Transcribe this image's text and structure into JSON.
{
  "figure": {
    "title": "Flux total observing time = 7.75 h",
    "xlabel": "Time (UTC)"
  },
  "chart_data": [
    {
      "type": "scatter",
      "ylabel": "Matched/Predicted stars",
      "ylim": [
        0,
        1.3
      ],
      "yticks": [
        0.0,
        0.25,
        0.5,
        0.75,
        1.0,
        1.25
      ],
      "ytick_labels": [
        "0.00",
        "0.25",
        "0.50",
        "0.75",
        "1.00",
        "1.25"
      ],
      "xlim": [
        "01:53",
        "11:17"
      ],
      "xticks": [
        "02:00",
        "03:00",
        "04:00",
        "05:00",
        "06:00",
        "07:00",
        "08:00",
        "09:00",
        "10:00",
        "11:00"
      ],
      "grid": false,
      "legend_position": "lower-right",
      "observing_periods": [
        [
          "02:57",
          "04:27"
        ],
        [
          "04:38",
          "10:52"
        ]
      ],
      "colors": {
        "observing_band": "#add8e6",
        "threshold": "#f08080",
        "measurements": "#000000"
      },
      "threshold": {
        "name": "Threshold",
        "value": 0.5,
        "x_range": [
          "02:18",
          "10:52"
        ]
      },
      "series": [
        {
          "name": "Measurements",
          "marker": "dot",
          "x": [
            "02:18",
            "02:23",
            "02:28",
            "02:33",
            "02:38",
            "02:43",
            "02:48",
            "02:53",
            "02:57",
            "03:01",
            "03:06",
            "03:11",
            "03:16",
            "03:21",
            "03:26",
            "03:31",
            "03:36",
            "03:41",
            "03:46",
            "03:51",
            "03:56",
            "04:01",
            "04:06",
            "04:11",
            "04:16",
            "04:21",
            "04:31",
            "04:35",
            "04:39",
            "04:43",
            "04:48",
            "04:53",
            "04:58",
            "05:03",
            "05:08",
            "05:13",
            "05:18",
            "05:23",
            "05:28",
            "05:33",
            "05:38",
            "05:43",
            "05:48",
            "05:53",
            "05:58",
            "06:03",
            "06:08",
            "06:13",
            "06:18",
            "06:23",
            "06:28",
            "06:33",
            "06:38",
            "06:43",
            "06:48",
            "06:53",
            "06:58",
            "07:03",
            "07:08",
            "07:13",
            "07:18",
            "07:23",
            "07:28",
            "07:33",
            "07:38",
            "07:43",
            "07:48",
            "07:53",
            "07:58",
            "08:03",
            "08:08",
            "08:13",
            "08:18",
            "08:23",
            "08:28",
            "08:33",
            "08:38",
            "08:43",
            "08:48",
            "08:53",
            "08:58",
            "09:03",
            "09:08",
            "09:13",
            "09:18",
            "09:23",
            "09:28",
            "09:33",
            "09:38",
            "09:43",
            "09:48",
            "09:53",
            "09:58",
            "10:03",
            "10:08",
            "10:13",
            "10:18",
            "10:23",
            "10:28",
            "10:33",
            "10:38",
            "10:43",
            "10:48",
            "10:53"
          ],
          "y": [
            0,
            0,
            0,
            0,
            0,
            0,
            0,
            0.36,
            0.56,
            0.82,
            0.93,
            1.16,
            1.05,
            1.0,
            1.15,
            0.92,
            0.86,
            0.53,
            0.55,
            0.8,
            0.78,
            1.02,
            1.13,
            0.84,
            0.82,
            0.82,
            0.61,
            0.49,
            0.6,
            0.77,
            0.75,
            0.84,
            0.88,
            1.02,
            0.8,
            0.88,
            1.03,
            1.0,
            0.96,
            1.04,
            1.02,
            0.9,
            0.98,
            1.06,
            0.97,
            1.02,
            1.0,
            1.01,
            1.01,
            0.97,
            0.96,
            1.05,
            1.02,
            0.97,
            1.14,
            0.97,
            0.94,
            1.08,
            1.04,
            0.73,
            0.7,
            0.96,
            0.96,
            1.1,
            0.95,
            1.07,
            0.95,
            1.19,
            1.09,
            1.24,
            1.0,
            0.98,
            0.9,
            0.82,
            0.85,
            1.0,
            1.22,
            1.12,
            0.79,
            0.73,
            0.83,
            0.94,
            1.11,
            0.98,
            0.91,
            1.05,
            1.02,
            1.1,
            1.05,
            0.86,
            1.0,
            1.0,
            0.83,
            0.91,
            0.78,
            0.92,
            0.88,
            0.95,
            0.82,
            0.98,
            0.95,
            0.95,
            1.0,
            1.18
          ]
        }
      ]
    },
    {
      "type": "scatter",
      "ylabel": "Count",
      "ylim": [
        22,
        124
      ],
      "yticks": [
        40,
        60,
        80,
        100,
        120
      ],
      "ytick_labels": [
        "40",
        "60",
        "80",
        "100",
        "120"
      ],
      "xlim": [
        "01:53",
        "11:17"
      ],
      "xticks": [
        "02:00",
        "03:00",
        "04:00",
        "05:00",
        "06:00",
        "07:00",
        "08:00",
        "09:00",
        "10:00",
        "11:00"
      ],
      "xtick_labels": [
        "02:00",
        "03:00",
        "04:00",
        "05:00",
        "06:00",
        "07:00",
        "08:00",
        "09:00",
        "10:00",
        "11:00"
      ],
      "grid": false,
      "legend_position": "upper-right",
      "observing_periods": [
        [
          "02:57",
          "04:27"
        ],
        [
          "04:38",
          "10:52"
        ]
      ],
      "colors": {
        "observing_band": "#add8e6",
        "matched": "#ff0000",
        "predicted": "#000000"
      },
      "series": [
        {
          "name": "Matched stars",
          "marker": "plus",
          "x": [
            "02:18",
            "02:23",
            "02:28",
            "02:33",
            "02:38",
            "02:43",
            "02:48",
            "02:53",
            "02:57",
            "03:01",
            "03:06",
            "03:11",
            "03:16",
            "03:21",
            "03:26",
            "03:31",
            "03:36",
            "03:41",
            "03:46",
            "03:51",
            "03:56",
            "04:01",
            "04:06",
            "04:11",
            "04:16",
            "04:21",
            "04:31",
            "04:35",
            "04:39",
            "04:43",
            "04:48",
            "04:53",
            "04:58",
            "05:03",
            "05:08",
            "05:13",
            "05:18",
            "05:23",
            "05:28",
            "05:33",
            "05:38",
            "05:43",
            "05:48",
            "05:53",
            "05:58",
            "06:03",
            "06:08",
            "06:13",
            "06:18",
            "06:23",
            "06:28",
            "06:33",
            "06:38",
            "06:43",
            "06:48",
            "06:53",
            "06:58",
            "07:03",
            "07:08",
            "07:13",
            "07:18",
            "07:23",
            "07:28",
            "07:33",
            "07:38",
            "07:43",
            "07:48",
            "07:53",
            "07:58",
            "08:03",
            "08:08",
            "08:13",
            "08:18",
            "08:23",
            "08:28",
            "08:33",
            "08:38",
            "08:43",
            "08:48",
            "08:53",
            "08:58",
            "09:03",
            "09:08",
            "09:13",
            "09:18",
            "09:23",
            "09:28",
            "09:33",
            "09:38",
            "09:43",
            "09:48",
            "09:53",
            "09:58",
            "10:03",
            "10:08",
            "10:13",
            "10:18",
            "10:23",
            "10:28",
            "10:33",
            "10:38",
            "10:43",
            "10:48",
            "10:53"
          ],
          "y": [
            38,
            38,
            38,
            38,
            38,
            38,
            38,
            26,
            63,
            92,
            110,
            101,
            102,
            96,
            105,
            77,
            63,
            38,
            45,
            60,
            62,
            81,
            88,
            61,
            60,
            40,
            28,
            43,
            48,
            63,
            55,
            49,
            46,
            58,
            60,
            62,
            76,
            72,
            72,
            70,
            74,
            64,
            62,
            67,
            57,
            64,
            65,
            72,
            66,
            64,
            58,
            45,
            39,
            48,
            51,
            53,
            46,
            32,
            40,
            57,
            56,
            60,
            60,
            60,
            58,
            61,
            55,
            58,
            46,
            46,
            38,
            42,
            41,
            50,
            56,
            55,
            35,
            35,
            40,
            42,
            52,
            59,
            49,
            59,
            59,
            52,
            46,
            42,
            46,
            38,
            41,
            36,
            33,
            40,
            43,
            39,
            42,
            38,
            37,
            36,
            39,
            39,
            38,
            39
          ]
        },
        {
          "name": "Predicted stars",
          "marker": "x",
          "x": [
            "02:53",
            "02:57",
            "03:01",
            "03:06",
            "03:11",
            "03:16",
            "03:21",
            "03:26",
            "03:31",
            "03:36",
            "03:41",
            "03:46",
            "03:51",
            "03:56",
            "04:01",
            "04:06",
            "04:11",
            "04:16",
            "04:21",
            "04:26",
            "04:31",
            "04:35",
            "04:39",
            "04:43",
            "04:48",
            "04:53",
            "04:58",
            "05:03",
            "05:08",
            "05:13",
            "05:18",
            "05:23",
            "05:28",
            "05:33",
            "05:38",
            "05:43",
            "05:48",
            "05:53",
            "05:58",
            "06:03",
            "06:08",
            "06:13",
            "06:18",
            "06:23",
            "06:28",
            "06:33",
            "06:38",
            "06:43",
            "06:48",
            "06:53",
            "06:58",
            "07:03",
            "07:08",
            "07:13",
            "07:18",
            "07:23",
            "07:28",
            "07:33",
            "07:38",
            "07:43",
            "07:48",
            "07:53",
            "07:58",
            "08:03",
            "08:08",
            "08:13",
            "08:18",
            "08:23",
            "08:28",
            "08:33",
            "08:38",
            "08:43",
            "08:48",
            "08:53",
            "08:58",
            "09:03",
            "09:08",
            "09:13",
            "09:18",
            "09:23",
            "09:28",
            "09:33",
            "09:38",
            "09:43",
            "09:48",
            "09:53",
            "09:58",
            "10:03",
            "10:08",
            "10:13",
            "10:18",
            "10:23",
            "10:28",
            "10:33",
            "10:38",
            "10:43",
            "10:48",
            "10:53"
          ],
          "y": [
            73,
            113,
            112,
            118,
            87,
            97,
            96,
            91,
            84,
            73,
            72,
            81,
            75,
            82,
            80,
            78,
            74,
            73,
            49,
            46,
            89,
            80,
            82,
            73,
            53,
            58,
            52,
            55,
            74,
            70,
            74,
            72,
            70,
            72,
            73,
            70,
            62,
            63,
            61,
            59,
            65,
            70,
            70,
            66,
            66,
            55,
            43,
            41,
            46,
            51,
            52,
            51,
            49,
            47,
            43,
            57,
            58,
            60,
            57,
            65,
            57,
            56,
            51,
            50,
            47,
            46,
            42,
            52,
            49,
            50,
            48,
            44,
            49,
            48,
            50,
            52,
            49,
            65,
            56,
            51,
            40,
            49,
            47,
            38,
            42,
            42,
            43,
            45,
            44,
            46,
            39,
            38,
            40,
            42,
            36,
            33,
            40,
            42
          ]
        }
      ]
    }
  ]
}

* Instruction: From the listing above, return each line with the word "ylabel".

* Solution for this problem:
      "ylabel": "Matched/Predicted stars",
      "ylabel": "Count",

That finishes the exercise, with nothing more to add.